>> START Provided records
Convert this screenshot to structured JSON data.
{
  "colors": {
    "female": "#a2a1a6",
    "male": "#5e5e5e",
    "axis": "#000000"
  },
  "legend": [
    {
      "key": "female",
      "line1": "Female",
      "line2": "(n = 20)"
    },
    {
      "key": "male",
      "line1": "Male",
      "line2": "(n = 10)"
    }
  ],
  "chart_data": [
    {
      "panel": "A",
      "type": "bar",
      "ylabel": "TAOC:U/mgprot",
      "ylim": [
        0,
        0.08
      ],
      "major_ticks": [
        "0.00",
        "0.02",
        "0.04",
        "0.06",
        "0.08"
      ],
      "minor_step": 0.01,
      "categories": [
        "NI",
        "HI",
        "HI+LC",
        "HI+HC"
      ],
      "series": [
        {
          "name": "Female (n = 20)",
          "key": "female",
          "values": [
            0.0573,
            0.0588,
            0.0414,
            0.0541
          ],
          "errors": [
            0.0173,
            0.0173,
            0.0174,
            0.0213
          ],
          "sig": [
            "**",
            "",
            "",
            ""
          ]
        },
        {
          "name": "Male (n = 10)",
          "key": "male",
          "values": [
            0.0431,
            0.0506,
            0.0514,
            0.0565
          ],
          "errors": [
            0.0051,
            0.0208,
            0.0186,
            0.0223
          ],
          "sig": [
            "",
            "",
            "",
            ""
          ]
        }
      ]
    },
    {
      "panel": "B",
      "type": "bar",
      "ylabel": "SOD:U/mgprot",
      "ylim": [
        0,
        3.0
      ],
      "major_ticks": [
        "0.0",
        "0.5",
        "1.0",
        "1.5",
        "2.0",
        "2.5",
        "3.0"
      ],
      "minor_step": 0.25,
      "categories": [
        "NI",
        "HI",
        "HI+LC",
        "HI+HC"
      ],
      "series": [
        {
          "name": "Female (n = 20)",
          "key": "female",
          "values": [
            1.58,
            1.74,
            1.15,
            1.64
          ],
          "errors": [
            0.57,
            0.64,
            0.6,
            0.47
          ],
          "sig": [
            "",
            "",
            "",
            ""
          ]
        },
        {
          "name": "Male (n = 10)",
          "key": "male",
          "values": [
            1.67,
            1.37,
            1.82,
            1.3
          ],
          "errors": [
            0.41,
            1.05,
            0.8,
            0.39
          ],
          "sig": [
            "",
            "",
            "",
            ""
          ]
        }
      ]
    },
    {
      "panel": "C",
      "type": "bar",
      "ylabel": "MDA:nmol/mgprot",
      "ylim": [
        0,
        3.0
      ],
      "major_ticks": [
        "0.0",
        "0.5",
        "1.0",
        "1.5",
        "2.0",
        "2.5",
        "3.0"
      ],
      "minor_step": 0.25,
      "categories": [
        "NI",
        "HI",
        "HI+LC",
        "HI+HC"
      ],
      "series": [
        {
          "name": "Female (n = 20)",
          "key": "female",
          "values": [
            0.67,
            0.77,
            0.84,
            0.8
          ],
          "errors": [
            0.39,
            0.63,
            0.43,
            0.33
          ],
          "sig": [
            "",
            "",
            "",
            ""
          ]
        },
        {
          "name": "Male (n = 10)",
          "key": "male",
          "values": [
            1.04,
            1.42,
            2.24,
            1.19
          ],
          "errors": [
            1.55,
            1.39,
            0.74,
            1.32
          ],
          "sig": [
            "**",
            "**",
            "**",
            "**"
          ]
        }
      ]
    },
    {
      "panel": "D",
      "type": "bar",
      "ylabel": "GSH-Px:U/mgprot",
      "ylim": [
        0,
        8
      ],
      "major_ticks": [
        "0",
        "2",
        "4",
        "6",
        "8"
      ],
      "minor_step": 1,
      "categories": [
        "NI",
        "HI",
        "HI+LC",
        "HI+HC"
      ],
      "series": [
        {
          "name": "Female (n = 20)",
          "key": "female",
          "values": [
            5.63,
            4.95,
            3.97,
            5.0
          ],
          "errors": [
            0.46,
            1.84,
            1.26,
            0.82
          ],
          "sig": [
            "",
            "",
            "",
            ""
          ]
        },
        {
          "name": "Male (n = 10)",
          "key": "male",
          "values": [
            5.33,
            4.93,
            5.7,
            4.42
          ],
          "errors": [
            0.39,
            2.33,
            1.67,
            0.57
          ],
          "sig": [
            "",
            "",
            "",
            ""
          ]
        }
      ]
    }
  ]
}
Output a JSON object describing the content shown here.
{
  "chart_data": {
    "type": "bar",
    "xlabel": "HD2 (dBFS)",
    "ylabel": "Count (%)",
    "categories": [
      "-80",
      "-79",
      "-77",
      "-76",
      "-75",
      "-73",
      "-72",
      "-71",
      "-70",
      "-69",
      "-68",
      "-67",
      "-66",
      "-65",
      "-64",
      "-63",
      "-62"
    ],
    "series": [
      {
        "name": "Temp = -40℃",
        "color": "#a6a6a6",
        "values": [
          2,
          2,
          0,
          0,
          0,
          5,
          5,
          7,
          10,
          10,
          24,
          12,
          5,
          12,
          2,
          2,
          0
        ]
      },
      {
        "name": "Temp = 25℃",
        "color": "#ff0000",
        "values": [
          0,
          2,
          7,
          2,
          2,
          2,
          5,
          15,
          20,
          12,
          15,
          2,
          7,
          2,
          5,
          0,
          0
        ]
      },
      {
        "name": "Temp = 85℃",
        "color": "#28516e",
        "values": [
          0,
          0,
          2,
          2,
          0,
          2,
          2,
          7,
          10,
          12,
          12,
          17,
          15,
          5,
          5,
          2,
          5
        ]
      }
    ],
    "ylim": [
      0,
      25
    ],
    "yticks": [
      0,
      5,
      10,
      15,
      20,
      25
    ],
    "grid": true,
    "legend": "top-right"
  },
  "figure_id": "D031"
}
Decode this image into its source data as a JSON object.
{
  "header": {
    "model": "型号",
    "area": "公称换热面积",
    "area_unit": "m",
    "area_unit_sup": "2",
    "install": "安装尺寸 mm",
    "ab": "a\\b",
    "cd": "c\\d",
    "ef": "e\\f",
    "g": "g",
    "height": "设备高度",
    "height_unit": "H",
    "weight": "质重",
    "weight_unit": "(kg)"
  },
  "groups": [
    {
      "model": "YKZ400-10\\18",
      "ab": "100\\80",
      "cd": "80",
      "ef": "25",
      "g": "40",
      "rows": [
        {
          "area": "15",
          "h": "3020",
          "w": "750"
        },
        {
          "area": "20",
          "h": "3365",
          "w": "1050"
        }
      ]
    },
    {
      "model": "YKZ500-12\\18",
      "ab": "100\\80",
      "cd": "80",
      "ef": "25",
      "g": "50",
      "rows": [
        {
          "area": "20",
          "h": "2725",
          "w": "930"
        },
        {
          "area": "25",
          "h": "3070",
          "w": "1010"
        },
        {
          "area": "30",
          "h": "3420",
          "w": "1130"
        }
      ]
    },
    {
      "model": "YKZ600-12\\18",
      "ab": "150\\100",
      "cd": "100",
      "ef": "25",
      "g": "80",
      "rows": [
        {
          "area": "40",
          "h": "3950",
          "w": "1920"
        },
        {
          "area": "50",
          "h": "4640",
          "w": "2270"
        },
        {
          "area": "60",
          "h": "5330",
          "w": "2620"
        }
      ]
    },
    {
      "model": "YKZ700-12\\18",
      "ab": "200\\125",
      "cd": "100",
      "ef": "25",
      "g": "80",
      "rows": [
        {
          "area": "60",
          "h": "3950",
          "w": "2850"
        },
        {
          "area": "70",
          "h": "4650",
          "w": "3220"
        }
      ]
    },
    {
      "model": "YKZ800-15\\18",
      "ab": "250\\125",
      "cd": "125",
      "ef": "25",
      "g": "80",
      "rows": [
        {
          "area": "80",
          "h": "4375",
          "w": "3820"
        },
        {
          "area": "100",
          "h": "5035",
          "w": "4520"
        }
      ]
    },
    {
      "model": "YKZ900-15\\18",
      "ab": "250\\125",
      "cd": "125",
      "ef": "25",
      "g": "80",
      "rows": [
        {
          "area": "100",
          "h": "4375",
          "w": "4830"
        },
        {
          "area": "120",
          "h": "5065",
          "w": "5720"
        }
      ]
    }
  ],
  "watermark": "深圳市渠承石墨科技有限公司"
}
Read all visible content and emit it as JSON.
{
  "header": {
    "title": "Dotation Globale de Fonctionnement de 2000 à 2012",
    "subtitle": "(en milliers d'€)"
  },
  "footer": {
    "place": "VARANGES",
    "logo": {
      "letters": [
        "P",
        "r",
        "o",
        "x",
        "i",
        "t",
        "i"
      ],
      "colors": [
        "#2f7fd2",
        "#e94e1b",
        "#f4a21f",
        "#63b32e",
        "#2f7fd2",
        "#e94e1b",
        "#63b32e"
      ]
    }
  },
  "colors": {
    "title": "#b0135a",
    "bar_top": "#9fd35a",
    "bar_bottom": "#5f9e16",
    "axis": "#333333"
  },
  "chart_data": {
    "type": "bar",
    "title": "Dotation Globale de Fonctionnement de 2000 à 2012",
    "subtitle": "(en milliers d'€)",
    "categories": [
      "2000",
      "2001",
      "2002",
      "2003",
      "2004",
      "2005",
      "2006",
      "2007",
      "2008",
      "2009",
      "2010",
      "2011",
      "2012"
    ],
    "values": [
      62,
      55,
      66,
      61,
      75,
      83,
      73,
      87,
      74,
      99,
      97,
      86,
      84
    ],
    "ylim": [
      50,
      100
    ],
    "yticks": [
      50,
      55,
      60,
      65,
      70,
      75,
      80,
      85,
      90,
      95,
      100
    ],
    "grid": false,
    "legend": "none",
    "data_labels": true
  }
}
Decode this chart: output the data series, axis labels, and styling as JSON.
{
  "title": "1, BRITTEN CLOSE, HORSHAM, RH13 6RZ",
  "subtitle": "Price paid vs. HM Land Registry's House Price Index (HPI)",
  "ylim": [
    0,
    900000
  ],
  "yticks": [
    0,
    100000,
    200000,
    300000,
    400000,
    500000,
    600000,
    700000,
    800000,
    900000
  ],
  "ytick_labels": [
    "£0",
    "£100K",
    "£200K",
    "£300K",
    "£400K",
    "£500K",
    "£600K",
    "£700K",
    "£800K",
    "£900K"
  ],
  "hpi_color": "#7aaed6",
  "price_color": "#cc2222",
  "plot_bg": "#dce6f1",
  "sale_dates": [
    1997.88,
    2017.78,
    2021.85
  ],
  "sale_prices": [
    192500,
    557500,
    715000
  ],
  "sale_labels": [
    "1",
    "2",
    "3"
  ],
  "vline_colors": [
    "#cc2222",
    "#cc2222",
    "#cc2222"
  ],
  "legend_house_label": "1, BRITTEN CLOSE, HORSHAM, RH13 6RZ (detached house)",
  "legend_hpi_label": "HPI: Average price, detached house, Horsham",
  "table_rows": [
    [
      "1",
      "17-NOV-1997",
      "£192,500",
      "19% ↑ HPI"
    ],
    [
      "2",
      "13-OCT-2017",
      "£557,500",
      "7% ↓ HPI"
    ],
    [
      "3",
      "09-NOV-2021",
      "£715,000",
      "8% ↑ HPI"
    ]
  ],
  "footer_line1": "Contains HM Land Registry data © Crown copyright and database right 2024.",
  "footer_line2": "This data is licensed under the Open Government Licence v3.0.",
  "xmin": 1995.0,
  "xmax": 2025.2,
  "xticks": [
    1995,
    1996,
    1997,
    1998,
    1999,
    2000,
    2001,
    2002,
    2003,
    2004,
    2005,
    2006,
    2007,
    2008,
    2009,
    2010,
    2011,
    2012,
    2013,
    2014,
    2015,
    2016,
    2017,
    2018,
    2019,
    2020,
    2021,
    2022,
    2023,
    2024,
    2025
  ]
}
>> END Provided records
Problem to work on: Copy out all lines that carry the word "object".

The completed task:
Output a JSON object describing the content shown here.
Decode this image into its source data as a JSON object.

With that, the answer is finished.